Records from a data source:
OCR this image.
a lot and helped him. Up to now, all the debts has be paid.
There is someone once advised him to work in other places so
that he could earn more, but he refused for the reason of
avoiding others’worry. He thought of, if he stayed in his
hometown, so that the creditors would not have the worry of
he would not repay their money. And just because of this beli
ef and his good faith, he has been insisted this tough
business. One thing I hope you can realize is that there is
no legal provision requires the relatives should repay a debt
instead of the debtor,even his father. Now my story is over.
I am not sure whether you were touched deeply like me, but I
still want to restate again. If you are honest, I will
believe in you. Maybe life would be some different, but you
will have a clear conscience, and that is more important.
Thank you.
---
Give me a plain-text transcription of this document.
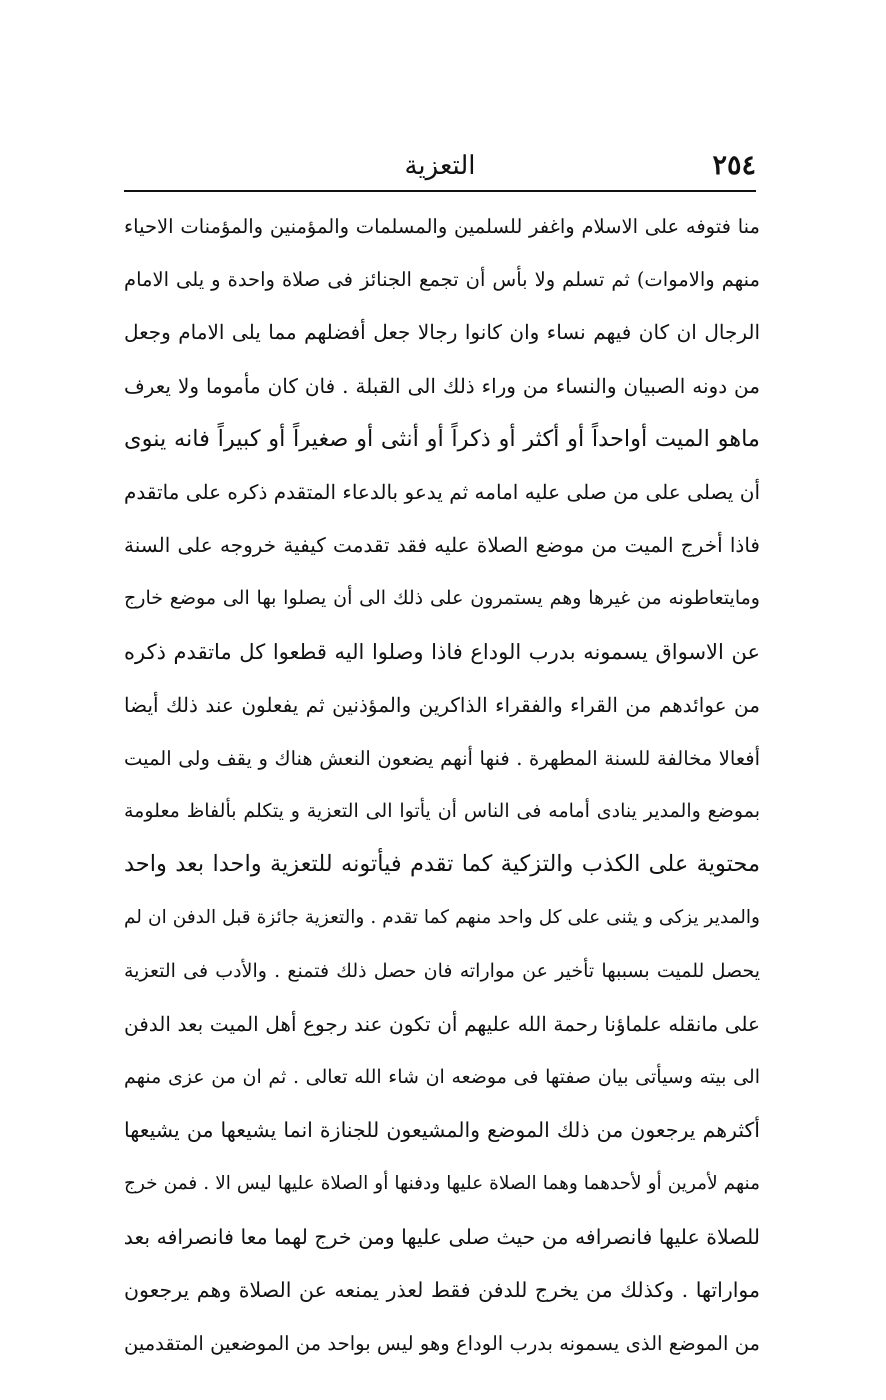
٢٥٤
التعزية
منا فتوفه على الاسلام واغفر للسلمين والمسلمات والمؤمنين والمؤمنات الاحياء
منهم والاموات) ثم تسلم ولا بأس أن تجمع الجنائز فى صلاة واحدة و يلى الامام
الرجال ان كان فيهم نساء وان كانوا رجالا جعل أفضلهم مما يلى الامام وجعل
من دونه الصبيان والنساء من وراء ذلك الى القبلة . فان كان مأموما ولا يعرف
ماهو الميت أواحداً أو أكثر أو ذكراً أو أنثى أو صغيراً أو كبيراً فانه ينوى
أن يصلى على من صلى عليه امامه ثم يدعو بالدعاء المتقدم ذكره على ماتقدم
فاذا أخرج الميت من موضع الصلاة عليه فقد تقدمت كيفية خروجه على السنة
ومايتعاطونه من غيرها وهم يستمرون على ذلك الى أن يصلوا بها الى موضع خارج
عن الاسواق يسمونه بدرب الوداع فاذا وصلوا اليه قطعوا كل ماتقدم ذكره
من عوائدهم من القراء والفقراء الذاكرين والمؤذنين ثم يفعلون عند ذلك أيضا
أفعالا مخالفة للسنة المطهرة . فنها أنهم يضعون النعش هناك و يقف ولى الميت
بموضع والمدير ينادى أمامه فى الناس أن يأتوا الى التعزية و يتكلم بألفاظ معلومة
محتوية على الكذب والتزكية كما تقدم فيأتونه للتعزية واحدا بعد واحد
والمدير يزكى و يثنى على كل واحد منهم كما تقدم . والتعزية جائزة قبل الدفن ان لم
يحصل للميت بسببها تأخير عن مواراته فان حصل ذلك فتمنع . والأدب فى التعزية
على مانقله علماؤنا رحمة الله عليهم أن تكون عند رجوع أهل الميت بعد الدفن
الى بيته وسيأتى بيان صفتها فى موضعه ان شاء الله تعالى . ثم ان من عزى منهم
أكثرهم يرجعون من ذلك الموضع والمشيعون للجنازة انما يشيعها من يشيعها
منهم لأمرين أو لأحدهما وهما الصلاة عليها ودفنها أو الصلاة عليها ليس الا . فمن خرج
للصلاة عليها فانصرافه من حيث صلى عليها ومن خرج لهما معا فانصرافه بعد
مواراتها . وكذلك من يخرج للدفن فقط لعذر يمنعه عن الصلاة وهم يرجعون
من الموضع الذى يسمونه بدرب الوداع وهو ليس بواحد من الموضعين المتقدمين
---
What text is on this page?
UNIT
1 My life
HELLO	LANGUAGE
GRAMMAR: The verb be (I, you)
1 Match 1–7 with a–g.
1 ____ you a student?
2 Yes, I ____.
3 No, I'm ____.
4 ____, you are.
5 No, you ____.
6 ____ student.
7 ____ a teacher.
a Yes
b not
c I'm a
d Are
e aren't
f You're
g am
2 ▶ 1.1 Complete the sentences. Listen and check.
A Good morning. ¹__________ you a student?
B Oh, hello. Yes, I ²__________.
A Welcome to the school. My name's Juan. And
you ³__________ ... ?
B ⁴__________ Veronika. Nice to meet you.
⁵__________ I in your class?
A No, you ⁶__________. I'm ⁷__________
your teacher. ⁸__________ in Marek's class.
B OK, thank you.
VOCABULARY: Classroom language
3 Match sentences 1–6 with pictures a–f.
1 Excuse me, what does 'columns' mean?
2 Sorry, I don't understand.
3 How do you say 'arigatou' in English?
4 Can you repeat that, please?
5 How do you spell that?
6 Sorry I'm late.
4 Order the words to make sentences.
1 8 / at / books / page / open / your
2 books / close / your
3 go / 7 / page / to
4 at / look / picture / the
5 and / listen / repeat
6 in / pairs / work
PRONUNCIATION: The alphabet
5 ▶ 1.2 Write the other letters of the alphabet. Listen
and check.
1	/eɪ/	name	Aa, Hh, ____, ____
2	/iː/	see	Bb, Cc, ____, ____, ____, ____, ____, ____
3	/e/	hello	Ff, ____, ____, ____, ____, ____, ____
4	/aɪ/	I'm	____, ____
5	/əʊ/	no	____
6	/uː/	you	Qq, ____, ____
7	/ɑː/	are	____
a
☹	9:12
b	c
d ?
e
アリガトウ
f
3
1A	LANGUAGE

• [EXERCISE REQUIREMENTS]: Read the lines above. Gather those in which the string "ذكره" is found.

• [WORKED SOLUTION]:
أن يصلى على من صلى عليه امامه ثم يدعو بالدعاء المتقدم ذكره على ماتقدم
عن الاسواق يسمونه بدرب الوداع فاذا وصلوا اليه قطعوا كل ماتقدم ذكره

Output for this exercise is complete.